# Task set:
1. List every Windows version named in the Windows 8 discussion.
2. In the Windows 8 discussion, which feature does the writer say they use?
3. Translate this sentence from the Windows 8 discussion into Spanish: "Metro could still be seen as an unnecessary layer between the user and their beloved desktop."

-- START Reading text --

Windows 8 design flaws Microsoft MUST address
Problem is, once you have more than a few apps running, there’s no quick and easy way to cycle between them. You move the mouse to the left, an icon pops up, and if it’s not the right one, you have to click on it and try again.
I've run into this annoyance a number of times. On the desktop you can easily move the cursor to the right place on the taskbar to get directly
to the program you want.
Going back to your first link -- the only way I can see using a tablet (Windows or otherwise) is if I'm sitting in the kitchen or the family room and get an idea to write down, or decide to look something up on the Web, then printing it later or saving it for copying it to my main PC. If there isn't any way to do these things, then a tablet is just an expensive plaything.
Windows 8 Metro UI and how previous attempts to revamp the desktop failed
That's precisely what it is.
Metro could still be seen as an unnecessary layer between the user and their beloved desktop.
I'm looking at Metro as Microsoft's most aggressive attempt to date to implement an "active" desktop
. Most aggressive, because this time we may not be able to turn it off. (While I never understood or cared for the Win98 Active Desktop, I do use the Vista Sidebar.)

-- END Reading text --
-- START Data --

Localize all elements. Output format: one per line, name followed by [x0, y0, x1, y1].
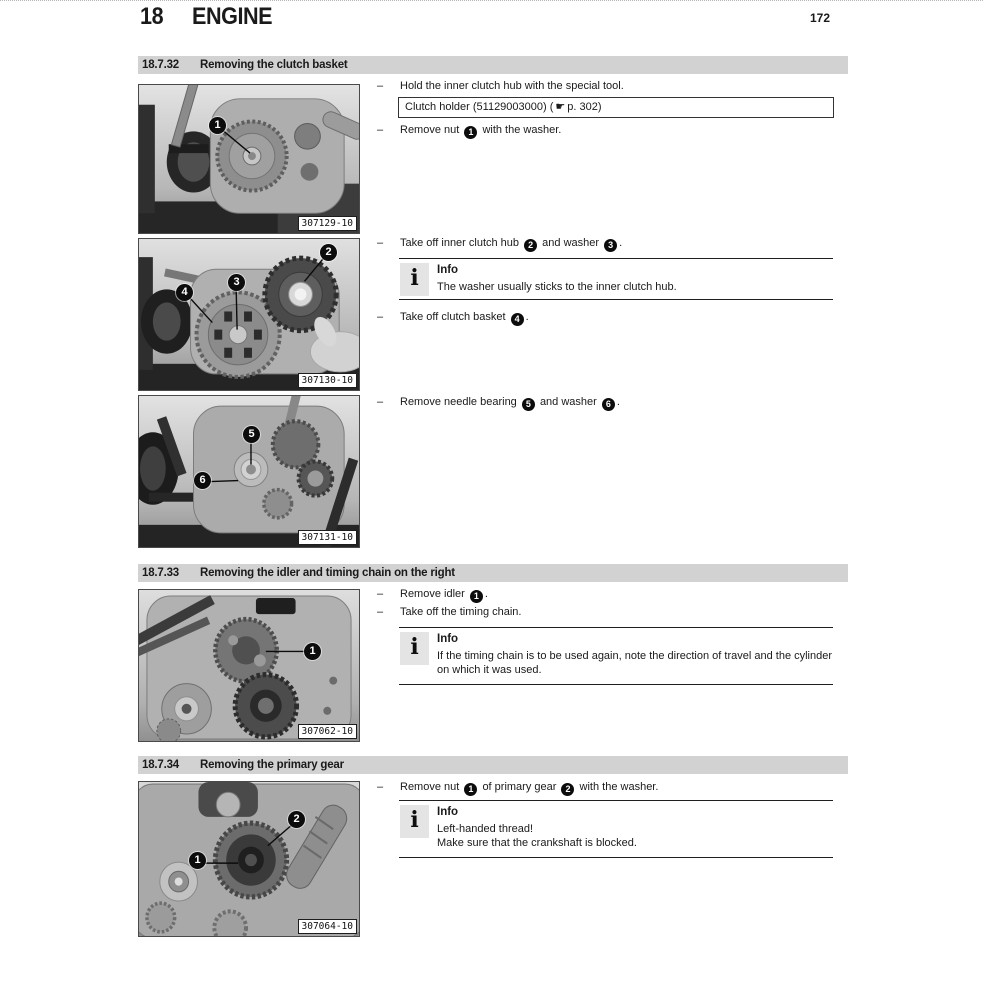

-- END Data --

# Results of the tasks:
1. Windows 8, Win98, Vista

2. The Vista Sidebar.

3. Metro todavía podría verse como una capa innecesaria entre el usuario y su querido escritorio.